> _Exercise brief_
Your task is to repeat all of the material exactly.

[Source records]
-- Begin --

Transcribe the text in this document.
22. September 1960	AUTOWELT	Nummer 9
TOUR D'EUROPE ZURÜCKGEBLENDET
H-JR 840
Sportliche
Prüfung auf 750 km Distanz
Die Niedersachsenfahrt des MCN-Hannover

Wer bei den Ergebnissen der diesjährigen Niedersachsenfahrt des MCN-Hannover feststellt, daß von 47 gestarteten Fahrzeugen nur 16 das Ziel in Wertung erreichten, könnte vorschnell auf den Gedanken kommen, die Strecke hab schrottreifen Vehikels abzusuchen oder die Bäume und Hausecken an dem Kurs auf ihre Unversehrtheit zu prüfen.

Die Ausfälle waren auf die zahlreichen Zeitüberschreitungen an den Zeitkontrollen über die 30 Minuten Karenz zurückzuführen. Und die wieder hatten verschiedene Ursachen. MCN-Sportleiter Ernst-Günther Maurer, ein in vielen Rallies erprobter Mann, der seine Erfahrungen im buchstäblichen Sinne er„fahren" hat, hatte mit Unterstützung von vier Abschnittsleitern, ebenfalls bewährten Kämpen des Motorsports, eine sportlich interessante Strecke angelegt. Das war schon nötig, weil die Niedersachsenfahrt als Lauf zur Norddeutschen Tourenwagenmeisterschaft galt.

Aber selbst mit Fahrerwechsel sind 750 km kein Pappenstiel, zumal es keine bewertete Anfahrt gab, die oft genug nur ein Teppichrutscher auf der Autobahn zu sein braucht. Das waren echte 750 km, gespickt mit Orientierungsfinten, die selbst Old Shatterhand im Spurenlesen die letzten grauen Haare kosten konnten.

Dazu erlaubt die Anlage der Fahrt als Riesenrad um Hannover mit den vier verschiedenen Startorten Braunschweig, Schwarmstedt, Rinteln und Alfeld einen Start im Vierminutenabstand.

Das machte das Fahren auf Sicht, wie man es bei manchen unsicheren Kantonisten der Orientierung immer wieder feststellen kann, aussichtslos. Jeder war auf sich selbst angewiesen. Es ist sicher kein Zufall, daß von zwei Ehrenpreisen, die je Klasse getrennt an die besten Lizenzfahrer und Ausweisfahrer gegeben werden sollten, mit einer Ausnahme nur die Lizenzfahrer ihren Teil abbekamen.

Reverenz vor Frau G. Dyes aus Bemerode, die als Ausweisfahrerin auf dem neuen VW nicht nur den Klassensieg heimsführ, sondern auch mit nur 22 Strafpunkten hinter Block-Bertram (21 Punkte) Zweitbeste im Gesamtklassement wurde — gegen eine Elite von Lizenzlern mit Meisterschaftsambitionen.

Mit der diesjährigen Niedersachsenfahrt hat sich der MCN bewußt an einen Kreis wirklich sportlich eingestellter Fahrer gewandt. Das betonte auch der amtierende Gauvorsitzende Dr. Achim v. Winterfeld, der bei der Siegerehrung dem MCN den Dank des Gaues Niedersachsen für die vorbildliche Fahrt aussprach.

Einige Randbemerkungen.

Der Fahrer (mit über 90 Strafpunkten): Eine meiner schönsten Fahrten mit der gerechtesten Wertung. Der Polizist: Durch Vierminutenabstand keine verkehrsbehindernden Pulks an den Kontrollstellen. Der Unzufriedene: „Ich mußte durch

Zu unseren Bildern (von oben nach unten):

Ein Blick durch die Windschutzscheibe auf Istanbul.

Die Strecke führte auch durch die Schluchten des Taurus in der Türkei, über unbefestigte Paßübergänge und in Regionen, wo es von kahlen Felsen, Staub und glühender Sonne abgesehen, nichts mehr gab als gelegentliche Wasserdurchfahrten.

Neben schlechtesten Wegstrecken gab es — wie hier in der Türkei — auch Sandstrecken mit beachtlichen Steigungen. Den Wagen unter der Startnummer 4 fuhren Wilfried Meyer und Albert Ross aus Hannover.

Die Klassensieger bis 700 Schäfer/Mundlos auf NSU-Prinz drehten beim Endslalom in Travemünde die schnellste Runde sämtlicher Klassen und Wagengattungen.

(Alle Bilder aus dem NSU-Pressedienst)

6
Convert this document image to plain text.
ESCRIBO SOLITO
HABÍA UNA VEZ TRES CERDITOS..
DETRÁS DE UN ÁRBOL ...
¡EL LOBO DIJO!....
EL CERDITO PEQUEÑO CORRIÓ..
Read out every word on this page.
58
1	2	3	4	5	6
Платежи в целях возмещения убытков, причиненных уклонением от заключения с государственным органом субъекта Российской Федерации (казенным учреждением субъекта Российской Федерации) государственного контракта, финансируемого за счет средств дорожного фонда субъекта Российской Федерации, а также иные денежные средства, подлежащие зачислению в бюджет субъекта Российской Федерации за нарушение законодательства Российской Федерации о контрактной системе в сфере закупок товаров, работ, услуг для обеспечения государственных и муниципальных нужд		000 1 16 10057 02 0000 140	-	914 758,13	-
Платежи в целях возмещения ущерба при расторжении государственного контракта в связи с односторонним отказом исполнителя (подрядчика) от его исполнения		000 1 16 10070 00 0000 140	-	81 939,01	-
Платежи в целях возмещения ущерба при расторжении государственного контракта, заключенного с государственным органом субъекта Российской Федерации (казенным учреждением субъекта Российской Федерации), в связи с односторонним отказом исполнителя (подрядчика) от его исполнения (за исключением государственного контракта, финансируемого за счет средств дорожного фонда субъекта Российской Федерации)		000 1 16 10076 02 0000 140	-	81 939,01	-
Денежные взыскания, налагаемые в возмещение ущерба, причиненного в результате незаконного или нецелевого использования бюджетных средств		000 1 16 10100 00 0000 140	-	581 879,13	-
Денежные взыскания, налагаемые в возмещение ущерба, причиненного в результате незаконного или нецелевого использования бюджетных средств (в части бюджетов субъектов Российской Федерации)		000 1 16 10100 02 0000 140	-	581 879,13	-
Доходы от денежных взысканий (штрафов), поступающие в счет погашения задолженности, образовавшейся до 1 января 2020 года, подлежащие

-- End --

> _Exercise solution_
Transcribe the text in this document.
22. September 1960	AUTOWELT	Nummer 9
TOUR D'EUROPE ZURÜCKGEBLENDET
H-JR 840
Sportliche
Prüfung auf 750 km Distanz
Die Niedersachsenfahrt des MCN-Hannover

Wer bei den Ergebnissen der diesjährigen Niedersachsenfahrt des MCN-Hannover feststellt, daß von 47 gestarteten Fahrzeugen nur 16 das Ziel in Wertung erreichten, könnte vorschnell auf den Gedanken kommen, die Strecke hab schrottreifen Vehikels abzusuchen oder die Bäume und Hausecken an dem Kurs auf ihre Unversehrtheit zu prüfen.

Die Ausfälle waren auf die zahlreichen Zeitüberschreitungen an den Zeitkontrollen über die 30 Minuten Karenz zurückzuführen. Und die wieder hatten verschiedene Ursachen. MCN-Sportleiter Ernst-Günther Maurer, ein in vielen Rallies erprobter Mann, der seine Erfahrungen im buchstäblichen Sinne er„fahren" hat, hatte mit Unterstützung von vier Abschnittsleitern, ebenfalls bewährten Kämpen des Motorsports, eine sportlich interessante Strecke angelegt. Das war schon nötig, weil die Niedersachsenfahrt als Lauf zur Norddeutschen Tourenwagenmeisterschaft galt.

Aber selbst mit Fahrerwechsel sind 750 km kein Pappenstiel, zumal es keine bewertete Anfahrt gab, die oft genug nur ein Teppichrutscher auf der Autobahn zu sein braucht. Das waren echte 750 km, gespickt mit Orientierungsfinten, die selbst Old Shatterhand im Spurenlesen die letzten grauen Haare kosten konnten.

Dazu erlaubt die Anlage der Fahrt als Riesenrad um Hannover mit den vier verschiedenen Startorten Braunschweig, Schwarmstedt, Rinteln und Alfeld einen Start im Vierminutenabstand.

Das machte das Fahren auf Sicht, wie man es bei manchen unsicheren Kantonisten der Orientierung immer wieder feststellen kann, aussichtslos. Jeder war auf sich selbst angewiesen. Es ist sicher kein Zufall, daß von zwei Ehrenpreisen, die je Klasse getrennt an die besten Lizenzfahrer und Ausweisfahrer gegeben werden sollten, mit einer Ausnahme nur die Lizenzfahrer ihren Teil abbekamen.

Reverenz vor Frau G. Dyes aus Bemerode, die als Ausweisfahrerin auf dem neuen VW nicht nur den Klassensieg heimsführ, sondern auch mit nur 22 Strafpunkten hinter Block-Bertram (21 Punkte) Zweitbeste im Gesamtklassement wurde — gegen eine Elite von Lizenzlern mit Meisterschaftsambitionen.

Mit der diesjährigen Niedersachsenfahrt hat sich der MCN bewußt an einen Kreis wirklich sportlich eingestellter Fahrer gewandt. Das betonte auch der amtierende Gauvorsitzende Dr. Achim v. Winterfeld, der bei der Siegerehrung dem MCN den Dank des Gaues Niedersachsen für die vorbildliche Fahrt aussprach.

Einige Randbemerkungen.

Der Fahrer (mit über 90 Strafpunkten): Eine meiner schönsten Fahrten mit der gerechtesten Wertung. Der Polizist: Durch Vierminutenabstand keine verkehrsbehindernden Pulks an den Kontrollstellen. Der Unzufriedene: „Ich mußte durch

Zu unseren Bildern (von oben nach unten):

Ein Blick durch die Windschutzscheibe auf Istanbul.

Die Strecke führte auch durch die Schluchten des Taurus in der Türkei, über unbefestigte Paßübergänge und in Regionen, wo es von kahlen Felsen, Staub und glühender Sonne abgesehen, nichts mehr gab als gelegentliche Wasserdurchfahrten.

Neben schlechtesten Wegstrecken gab es — wie hier in der Türkei — auch Sandstrecken mit beachtlichen Steigungen. Den Wagen unter der Startnummer 4 fuhren Wilfried Meyer und Albert Ross aus Hannover.

Die Klassensieger bis 700 Schäfer/Mundlos auf NSU-Prinz drehten beim Endslalom in Travemünde die schnellste Runde sämtlicher Klassen und Wagengattungen.

(Alle Bilder aus dem NSU-Pressedienst)

6
Convert this document image to plain text.
ESCRIBO SOLITO
HABÍA UNA VEZ TRES CERDITOS..
DETRÁS DE UN ÁRBOL ...
¡EL LOBO DIJO!....
EL CERDITO PEQUEÑO CORRIÓ..
Read out every word on this page.
58
1	2	3	4	5	6
Платежи в целях возмещения убытков, причиненных уклонением от заключения с государственным органом субъекта Российской Федерации (казенным учреждением субъекта Российской Федерации) государственного контракта, финансируемого за счет средств дорожного фонда субъекта Российской Федерации, а также иные денежные средства, подлежащие зачислению в бюджет субъекта Российской Федерации за нарушение законодательства Российской Федерации о контрактной системе в сфере закупок товаров, работ, услуг для обеспечения государственных и муниципальных нужд		000 1 16 10057 02 0000 140	-	914 758,13	-
Платежи в целях возмещения ущерба при расторжении государственного контракта в связи с односторонним отказом исполнителя (подрядчика) от его исполнения		000 1 16 10070 00 0000 140	-	81 939,01	-
Платежи в целях возмещения ущерба при расторжении государственного контракта, заключенного с государственным органом субъекта Российской Федерации (казенным учреждением субъекта Российской Федерации), в связи с односторонним отказом исполнителя (подрядчика) от его исполнения (за исключением государственного контракта, финансируемого за счет средств дорожного фонда субъекта Российской Федерации)		000 1 16 10076 02 0000 140	-	81 939,01	-
Денежные взыскания, налагаемые в возмещение ущерба, причиненного в результате незаконного или нецелевого использования бюджетных средств		000 1 16 10100 00 0000 140	-	581 879,13	-
Денежные взыскания, налагаемые в возмещение ущерба, причиненного в результате незаконного или нецелевого использования бюджетных средств (в части бюджетов субъектов Российской Федерации)		000 1 16 10100 02 0000 140	-	581 879,13	-
Доходы от денежных взысканий (штрафов), поступающие в счет погашения задолженности, образовавшейся до 1 января 2020 года, подлежащие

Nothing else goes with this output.